Что требуется: Продолжите рассказ о судьбе Константина Рябенького, начав сразу после его последнего предложения.

Цитируемый отрывок:
=====
Ощущение рода

Падения и взлеты

   Не зря Сергей Викулов написал «не подводите меня…», не зря… Видимо, ощутил надлом в душе Константина.

   «В 1977 году начинается черная полоса в моей жизни, - отмечает Рябенький. - В мае умирает моя мама. 5 декабря я ломаю ногу и по справке гуляю три месяца без денег. От меня уходит любимая женщина. Я остаюсь один. Вхожу в «загул», который продолжается без малого целый год. Ненадежные друзья и знакомые тут же отворачиваются от меня. Окружать меня начинают случайные «дружки». Деньги, полученные за вторую книгу стихов «Снегириная ветка», улетают на улицу. И все же я нахожу в себе силы встать на ноги, после двух неудачных попыток свести счеты с жизнью. Работаю в РСУ на пилораме. Но наша доблестная милиция не дремлет. Я ей порядком поднадоел, и она принимает все меры для того, чтобы убрать меня из города. В конце февраля 1984 года самый «гуманный и справедливый» народный суд дает мне 2 года принудительного лечения в ЛТП, которое находилось в городе Бежецке. Так как у меня больное сердце, то от лечения антаубсом я освобождаюсь, и мне назначают лечение медным купоросом. Этот медный купорос проедает стенки моего желудка, и я оказываюсь в санчасти с язвой размером 29 на 19 мм. Четыре месяца врачи лечат мне язву, после чего сдает сердце. В мае 1986 года меня комиссуют. Вернулся я в родной город ходячим трупом. Поступаю на работу в Вышгорторг в качестве грузчика-экспедитора…».
=====
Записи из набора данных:

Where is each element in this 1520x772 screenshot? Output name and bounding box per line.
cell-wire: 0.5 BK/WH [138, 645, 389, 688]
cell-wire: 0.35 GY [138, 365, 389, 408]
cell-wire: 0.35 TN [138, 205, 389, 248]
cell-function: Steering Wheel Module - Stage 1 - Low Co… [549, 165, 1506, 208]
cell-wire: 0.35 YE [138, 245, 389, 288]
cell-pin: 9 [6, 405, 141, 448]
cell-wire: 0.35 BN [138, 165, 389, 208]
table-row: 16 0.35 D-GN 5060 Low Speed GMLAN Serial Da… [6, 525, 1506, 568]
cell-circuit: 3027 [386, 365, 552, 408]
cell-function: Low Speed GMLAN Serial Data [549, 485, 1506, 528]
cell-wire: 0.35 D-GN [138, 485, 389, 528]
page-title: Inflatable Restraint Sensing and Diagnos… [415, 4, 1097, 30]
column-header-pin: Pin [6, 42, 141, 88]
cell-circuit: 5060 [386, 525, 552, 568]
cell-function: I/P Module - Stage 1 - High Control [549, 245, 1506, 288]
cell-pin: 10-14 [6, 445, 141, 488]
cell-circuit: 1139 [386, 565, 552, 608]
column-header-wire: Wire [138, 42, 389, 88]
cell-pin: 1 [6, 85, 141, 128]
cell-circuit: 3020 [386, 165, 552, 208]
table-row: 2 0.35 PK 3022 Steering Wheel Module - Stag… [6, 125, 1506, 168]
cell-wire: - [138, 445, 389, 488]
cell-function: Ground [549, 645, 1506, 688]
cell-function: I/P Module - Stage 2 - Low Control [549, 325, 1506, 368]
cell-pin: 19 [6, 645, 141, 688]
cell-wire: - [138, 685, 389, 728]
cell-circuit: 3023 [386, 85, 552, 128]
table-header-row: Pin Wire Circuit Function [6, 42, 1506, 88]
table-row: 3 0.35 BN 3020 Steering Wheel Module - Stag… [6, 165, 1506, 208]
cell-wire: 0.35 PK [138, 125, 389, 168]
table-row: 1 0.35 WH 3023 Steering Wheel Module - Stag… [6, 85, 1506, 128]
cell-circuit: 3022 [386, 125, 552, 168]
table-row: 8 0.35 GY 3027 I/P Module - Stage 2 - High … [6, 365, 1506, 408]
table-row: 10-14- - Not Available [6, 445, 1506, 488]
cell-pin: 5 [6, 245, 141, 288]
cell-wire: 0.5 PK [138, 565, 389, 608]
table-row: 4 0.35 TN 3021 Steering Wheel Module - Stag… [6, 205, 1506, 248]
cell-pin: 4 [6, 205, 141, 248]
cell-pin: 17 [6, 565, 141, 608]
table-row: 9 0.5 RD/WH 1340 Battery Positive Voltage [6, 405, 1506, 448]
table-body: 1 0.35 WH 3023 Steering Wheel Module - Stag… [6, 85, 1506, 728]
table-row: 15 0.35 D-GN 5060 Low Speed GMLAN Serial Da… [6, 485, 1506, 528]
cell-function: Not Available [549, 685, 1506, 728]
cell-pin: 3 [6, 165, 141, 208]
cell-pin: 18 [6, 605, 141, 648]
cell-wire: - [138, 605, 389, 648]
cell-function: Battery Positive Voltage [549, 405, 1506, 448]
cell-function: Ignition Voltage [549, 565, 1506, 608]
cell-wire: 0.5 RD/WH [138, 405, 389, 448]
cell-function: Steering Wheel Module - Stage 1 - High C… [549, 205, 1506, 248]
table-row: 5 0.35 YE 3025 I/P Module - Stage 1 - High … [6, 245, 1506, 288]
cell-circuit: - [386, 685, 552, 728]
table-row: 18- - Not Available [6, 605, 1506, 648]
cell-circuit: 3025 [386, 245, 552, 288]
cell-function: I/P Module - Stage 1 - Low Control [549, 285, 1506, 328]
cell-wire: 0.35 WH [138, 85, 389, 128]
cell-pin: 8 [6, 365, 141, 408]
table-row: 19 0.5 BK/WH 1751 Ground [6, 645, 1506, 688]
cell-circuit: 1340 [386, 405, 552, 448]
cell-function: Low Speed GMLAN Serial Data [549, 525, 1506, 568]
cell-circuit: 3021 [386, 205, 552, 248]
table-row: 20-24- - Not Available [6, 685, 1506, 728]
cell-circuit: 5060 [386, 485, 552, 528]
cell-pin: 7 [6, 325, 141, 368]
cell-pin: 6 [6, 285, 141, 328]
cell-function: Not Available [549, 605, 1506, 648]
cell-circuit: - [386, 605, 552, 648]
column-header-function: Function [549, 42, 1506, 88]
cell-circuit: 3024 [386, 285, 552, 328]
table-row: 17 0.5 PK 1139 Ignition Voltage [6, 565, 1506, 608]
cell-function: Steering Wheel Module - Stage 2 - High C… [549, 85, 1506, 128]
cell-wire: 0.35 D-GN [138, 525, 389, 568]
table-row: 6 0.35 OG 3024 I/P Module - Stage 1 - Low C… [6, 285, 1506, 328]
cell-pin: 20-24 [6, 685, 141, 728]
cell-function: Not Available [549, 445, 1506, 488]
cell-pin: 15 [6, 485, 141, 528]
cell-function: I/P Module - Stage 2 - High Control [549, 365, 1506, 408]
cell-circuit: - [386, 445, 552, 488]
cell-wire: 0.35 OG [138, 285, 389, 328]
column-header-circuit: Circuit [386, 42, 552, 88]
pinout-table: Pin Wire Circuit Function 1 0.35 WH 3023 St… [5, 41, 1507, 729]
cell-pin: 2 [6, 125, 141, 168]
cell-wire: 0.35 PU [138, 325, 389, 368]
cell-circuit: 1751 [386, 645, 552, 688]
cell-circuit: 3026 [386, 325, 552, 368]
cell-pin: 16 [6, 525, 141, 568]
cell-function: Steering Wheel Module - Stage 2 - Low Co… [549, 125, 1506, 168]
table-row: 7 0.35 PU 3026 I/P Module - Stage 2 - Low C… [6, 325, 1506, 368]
=====
Ответ на задание:
   Кто знает, как сложилась бы дальнейшая судьба К. В. Рябенького, если бы его не продолжали всячески поддерживать С.В. Викулов и Н.К. Старшинов. В 1989-м поэт из Вышнего Волочка становится членом Союза писателей СССР. Его принимают на Высшие литературные курсы при Литературном институте имени Горького, которые он оканчивает в 1991-м. Поэтический семинар на курсах вел поэт Юрий Кузнецов, при жизни ставший классиком. «Если обсуждалась чья- то рукопись, - вспоминает Константин, - Юрий Поликарпович в конце всегда спрашивал: «А что скажет сермяжный мужик?» Привыкший говорить только голую правду, как это мы всегда делали в литобъединении, я резал правду-матку в глаза и, каюсь, не всегда был мягок со своими однокурсниками, что и поныне нет-нет и опечалит. К этому времени мне уже порядком надоело показывать свои стихи литконсультантам. Я спокойно прослушивал лекции в институте, писал новые стихи. Николай Константинович Старшинов переживал за меня, боялся, что мощный напор маститого поэта Юрия Кузнецова подомнет меня, превратит в его эпигона, но я крепко уже стоял на ногах…».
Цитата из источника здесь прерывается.